(Stored data entries)
..............................
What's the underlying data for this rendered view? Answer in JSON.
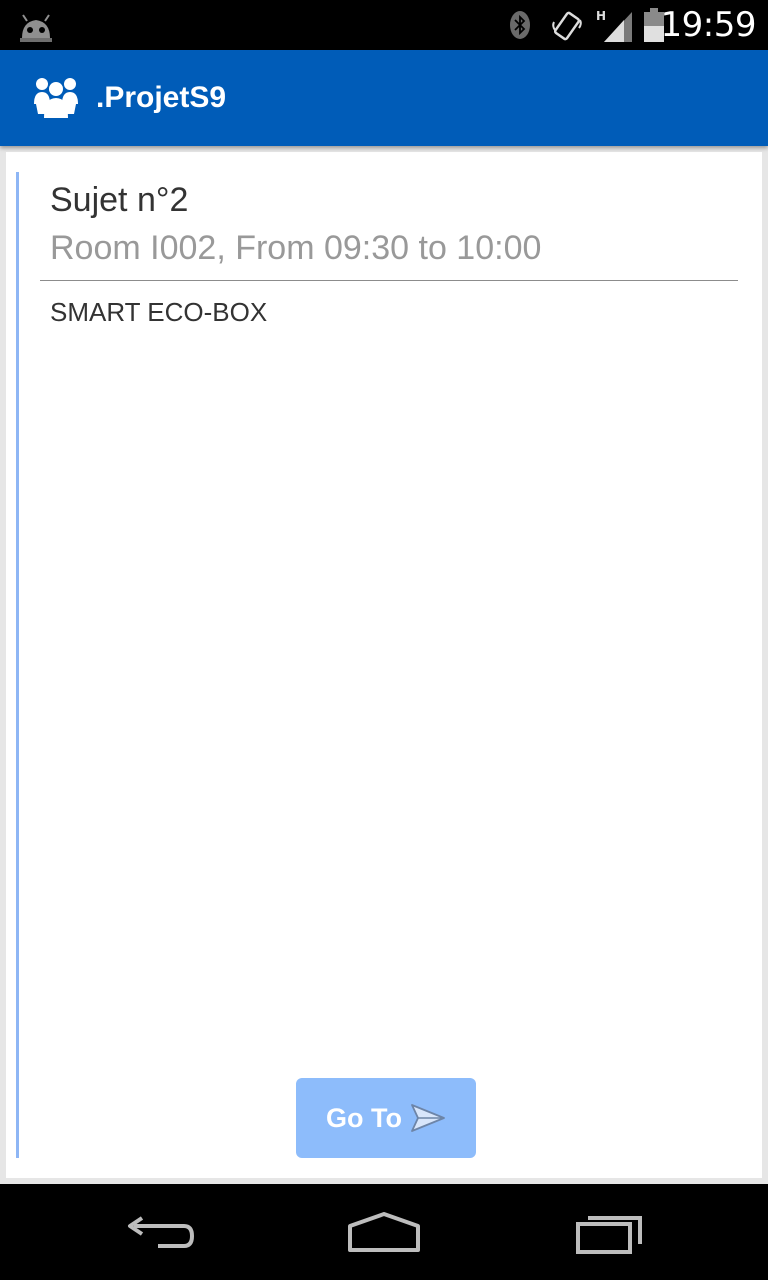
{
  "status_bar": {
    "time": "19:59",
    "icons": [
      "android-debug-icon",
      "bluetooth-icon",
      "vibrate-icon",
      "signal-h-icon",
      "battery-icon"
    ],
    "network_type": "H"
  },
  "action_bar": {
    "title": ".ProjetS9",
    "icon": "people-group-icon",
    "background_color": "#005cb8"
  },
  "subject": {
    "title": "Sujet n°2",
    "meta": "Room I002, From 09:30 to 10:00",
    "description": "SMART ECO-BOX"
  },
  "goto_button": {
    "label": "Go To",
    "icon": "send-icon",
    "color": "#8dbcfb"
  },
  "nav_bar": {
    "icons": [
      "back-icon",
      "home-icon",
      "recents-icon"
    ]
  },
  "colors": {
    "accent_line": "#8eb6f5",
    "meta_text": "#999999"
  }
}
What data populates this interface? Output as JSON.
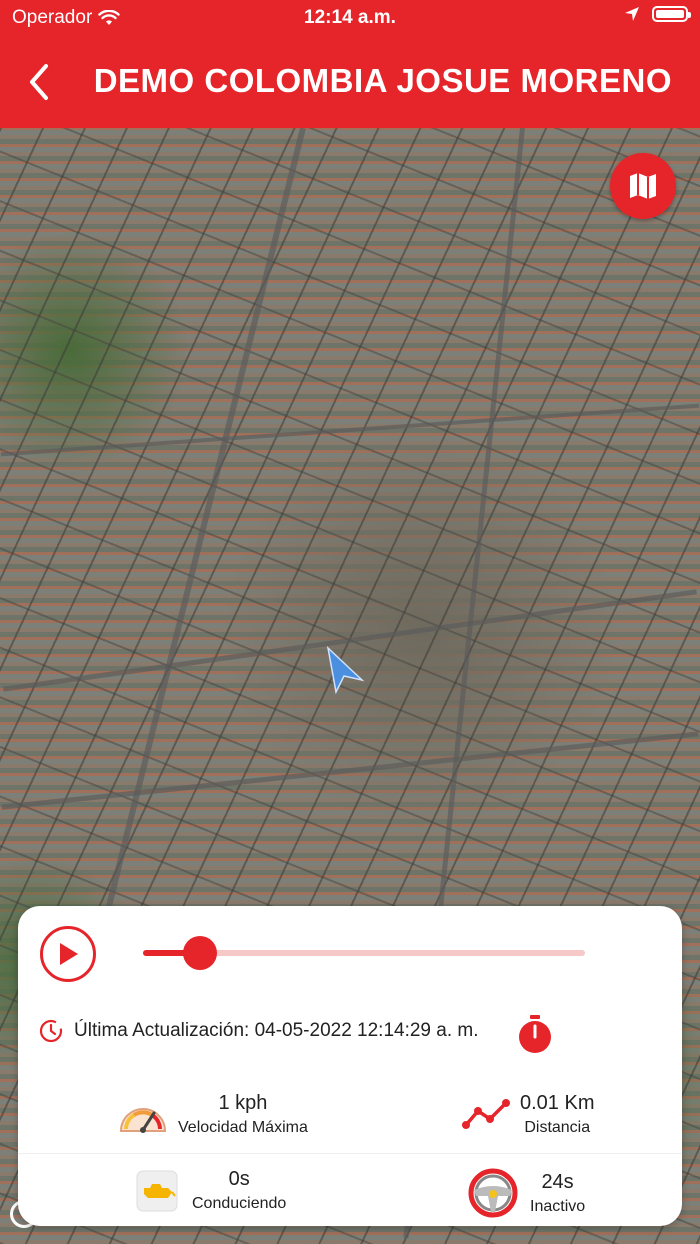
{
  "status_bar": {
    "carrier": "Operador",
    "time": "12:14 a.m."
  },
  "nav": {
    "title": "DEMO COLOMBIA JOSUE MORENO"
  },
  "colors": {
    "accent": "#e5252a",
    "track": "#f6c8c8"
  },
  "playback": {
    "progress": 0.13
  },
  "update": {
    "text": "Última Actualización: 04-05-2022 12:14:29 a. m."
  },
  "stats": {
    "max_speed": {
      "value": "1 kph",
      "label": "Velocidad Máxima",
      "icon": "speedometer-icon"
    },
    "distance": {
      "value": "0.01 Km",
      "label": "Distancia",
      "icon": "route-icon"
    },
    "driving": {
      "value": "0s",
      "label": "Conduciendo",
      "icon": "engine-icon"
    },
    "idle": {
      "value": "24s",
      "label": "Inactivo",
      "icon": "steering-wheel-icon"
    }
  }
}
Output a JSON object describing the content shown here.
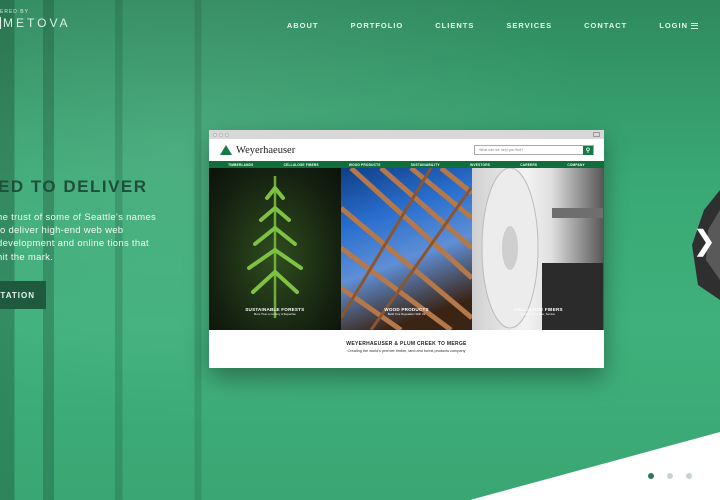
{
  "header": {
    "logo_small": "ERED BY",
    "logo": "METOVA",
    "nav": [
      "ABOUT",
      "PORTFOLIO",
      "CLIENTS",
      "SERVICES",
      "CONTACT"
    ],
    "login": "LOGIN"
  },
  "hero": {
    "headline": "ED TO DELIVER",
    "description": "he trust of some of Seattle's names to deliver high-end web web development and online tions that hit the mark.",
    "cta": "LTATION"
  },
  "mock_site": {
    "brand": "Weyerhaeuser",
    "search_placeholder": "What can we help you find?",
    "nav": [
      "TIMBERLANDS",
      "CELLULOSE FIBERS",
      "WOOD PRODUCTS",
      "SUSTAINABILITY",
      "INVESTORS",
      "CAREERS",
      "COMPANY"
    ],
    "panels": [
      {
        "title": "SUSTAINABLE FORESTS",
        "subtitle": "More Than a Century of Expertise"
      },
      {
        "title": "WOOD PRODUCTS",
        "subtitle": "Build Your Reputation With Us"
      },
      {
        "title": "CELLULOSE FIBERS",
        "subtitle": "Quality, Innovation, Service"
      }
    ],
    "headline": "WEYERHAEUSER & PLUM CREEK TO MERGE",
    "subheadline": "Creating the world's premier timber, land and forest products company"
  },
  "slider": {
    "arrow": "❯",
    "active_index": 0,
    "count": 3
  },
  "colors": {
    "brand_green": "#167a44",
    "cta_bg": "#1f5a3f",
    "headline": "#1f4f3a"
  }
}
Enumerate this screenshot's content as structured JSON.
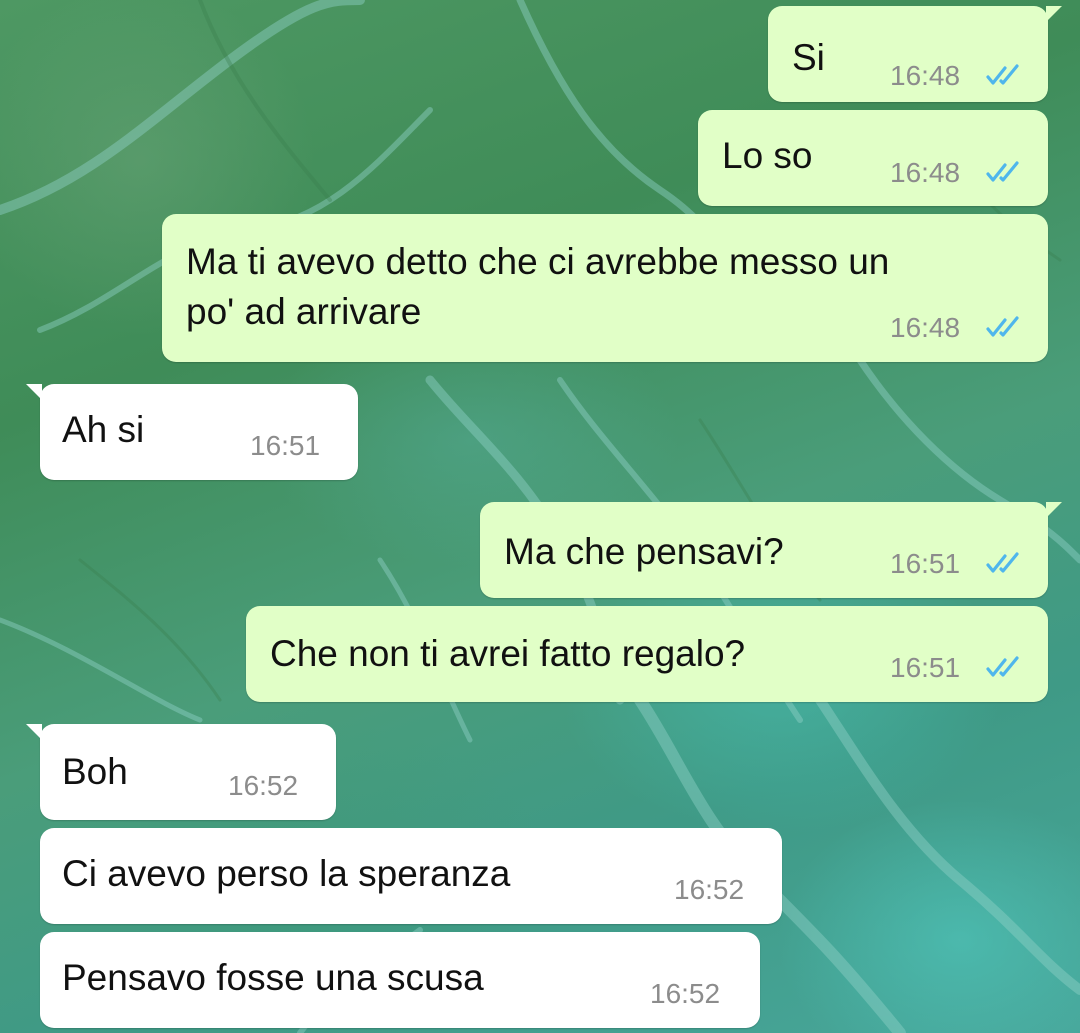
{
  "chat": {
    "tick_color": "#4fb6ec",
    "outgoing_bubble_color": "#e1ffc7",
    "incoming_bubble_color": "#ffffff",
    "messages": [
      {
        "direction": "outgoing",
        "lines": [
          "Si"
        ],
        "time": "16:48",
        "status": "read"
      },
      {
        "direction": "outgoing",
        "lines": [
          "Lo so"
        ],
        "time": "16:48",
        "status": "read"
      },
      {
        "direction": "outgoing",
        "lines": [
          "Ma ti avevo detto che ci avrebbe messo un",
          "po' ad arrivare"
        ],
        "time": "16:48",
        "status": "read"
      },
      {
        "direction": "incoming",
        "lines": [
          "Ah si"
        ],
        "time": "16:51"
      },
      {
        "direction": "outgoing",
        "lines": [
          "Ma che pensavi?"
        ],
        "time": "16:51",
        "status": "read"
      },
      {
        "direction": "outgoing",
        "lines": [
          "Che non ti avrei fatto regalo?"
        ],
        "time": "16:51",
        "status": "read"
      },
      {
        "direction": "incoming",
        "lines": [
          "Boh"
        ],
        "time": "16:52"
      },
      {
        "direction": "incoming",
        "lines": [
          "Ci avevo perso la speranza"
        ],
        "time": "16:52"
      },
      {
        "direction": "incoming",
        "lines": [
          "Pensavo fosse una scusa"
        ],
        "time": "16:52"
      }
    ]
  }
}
..............................
Aim of the task> Pictures are excluded; copy all other data exactly as shown.

Solution for this problem>
What's the underlying data for this rendered view? Answer in JSON.
{
  "status_bar": {
    "time": "19:59",
    "icons": [
      "android-debug-icon",
      "bluetooth-icon",
      "vibrate-icon",
      "signal-h-icon",
      "battery-icon"
    ],
    "network_type": "H"
  },
  "action_bar": {
    "title": ".ProjetS9",
    "icon": "people-group-icon",
    "background_color": "#005cb8"
  },
  "subject": {
    "title": "Sujet n°2",
    "meta": "Room I002, From 09:30 to 10:00",
    "description": "SMART ECO-BOX"
  },
  "goto_button": {
    "label": "Go To",
    "icon": "send-icon",
    "color": "#8dbcfb"
  },
  "nav_bar": {
    "icons": [
      "back-icon",
      "home-icon",
      "recents-icon"
    ]
  },
  "colors": {
    "accent_line": "#8eb6f5",
    "meta_text": "#999999"
  }
}
What data populates this interface? Output as JSON.
{
  "status_bar": {
    "carrier": "Operador",
    "time": "12:14 a.m."
  },
  "nav": {
    "title": "DEMO COLOMBIA JOSUE MORENO"
  },
  "colors": {
    "accent": "#e5252a",
    "track": "#f6c8c8"
  },
  "playback": {
    "progress": 0.13
  },
  "update": {
    "text": "Última Actualización: 04-05-2022 12:14:29 a. m."
  },
  "stats": {
    "max_speed": {
      "value": "1 kph",
      "label": "Velocidad Máxima",
      "icon": "speedometer-icon"
    },
    "distance": {
      "value": "0.01 Km",
      "label": "Distancia",
      "icon": "route-icon"
    },
    "driving": {
      "value": "0s",
      "label": "Conduciendo",
      "icon": "engine-icon"
    },
    "idle": {
      "value": "24s",
      "label": "Inactivo",
      "icon": "steering-wheel-icon"
    }
  }
}
Output a JSON object describing the content shown here.
{
  "header": {
    "logo_small": "ERED BY",
    "logo": "METOVA",
    "nav": [
      "ABOUT",
      "PORTFOLIO",
      "CLIENTS",
      "SERVICES",
      "CONTACT"
    ],
    "login": "LOGIN"
  },
  "hero": {
    "headline": "ED TO DELIVER",
    "description": "he trust of some of Seattle's names to deliver high-end web web development and online tions that hit the mark.",
    "cta": "LTATION"
  },
  "mock_site": {
    "brand": "Weyerhaeuser",
    "search_placeholder": "What can we help you find?",
    "nav": [
      "TIMBERLANDS",
      "CELLULOSE FIBERS",
      "WOOD PRODUCTS",
      "SUSTAINABILITY",
      "INVESTORS",
      "CAREERS",
      "COMPANY"
    ],
    "panels": [
      {
        "title": "SUSTAINABLE FORESTS",
        "subtitle": "More Than a Century of Expertise"
      },
      {
        "title": "WOOD PRODUCTS",
        "subtitle": "Build Your Reputation With Us"
      },
      {
        "title": "CELLULOSE FIBERS",
        "subtitle": "Quality, Innovation, Service"
      }
    ],
    "headline": "WEYERHAEUSER & PLUM CREEK TO MERGE",
    "subheadline": "Creating the world's premier timber, land and forest products company"
  },
  "slider": {
    "arrow": "❯",
    "active_index": 0,
    "count": 3
  },
  "colors": {
    "brand_green": "#167a44",
    "cta_bg": "#1f5a3f",
    "headline": "#1f4f3a"
  }
}
Enumerate this screenshot's content as structured JSON.
{
  "chat": {
    "tick_color": "#4fb6ec",
    "outgoing_bubble_color": "#e1ffc7",
    "incoming_bubble_color": "#ffffff",
    "messages": [
      {
        "direction": "outgoing",
        "lines": [
          "Si"
        ],
        "time": "16:48",
        "status": "read"
      },
      {
        "direction": "outgoing",
        "lines": [
          "Lo so"
        ],
        "time": "16:48",
        "status": "read"
      },
      {
        "direction": "outgoing",
        "lines": [
          "Ma ti avevo detto che ci avrebbe messo un",
          "po' ad arrivare"
        ],
        "time": "16:48",
        "status": "read"
      },
      {
        "direction": "incoming",
        "lines": [
          "Ah si"
        ],
        "time": "16:51"
      },
      {
        "direction": "outgoing",
        "lines": [
          "Ma che pensavi?"
        ],
        "time": "16:51",
        "status": "read"
      },
      {
        "direction": "outgoing",
        "lines": [
          "Che non ti avrei fatto regalo?"
        ],
        "time": "16:51",
        "status": "read"
      },
      {
        "direction": "incoming",
        "lines": [
          "Boh"
        ],
        "time": "16:52"
      },
      {
        "direction": "incoming",
        "lines": [
          "Ci avevo perso la speranza"
        ],
        "time": "16:52"
      },
      {
        "direction": "incoming",
        "lines": [
          "Pensavo fosse una scusa"
        ],
        "time": "16:52"
      }
    ]
  }
}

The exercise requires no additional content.